◆ **PROBLEM REQUIREMENTS**:
Transcribe the material word for word, but without the images.

Stored items from a collection
══════════════════════════════

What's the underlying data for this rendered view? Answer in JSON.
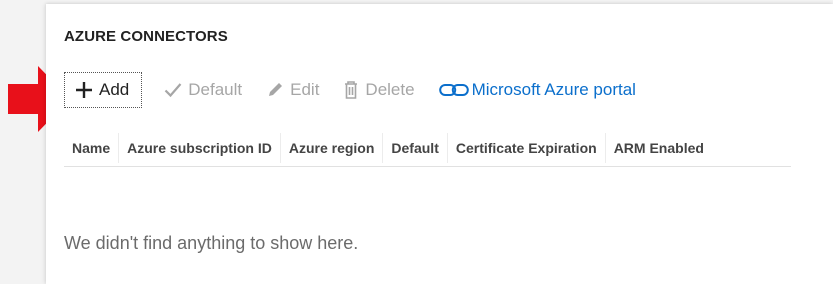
{
  "section": {
    "title": "AZURE CONNECTORS"
  },
  "toolbar": {
    "add": {
      "label": "Add",
      "icon": "plus-icon"
    },
    "default": {
      "label": "Default",
      "icon": "checkmark-icon"
    },
    "edit": {
      "label": "Edit",
      "icon": "pencil-icon"
    },
    "delete": {
      "label": "Delete",
      "icon": "trash-icon"
    },
    "portal": {
      "label": "Microsoft Azure portal",
      "icon": "link-icon"
    }
  },
  "table": {
    "columns": [
      "Name",
      "Azure subscription ID",
      "Azure region",
      "Default",
      "Certificate Expiration",
      "ARM Enabled"
    ],
    "empty_message": "We didn't find anything to show here."
  },
  "colors": {
    "accent_link": "#0b6fcc",
    "disabled": "#a6a6a6",
    "annotation_arrow": "#e8101a"
  }
}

══════════════════════════════

◆ **COMPLETED TASK**:
What's the underlying data for this rendered view? Answer in JSON.
{
  "section": {
    "title": "AZURE CONNECTORS"
  },
  "toolbar": {
    "add": {
      "label": "Add",
      "icon": "plus-icon"
    },
    "default": {
      "label": "Default",
      "icon": "checkmark-icon"
    },
    "edit": {
      "label": "Edit",
      "icon": "pencil-icon"
    },
    "delete": {
      "label": "Delete",
      "icon": "trash-icon"
    },
    "portal": {
      "label": "Microsoft Azure portal",
      "icon": "link-icon"
    }
  },
  "table": {
    "columns": [
      "Name",
      "Azure subscription ID",
      "Azure region",
      "Default",
      "Certificate Expiration",
      "ARM Enabled"
    ],
    "empty_message": "We didn't find anything to show here."
  },
  "colors": {
    "accent_link": "#0b6fcc",
    "disabled": "#a6a6a6",
    "annotation_arrow": "#e8101a"
  }
}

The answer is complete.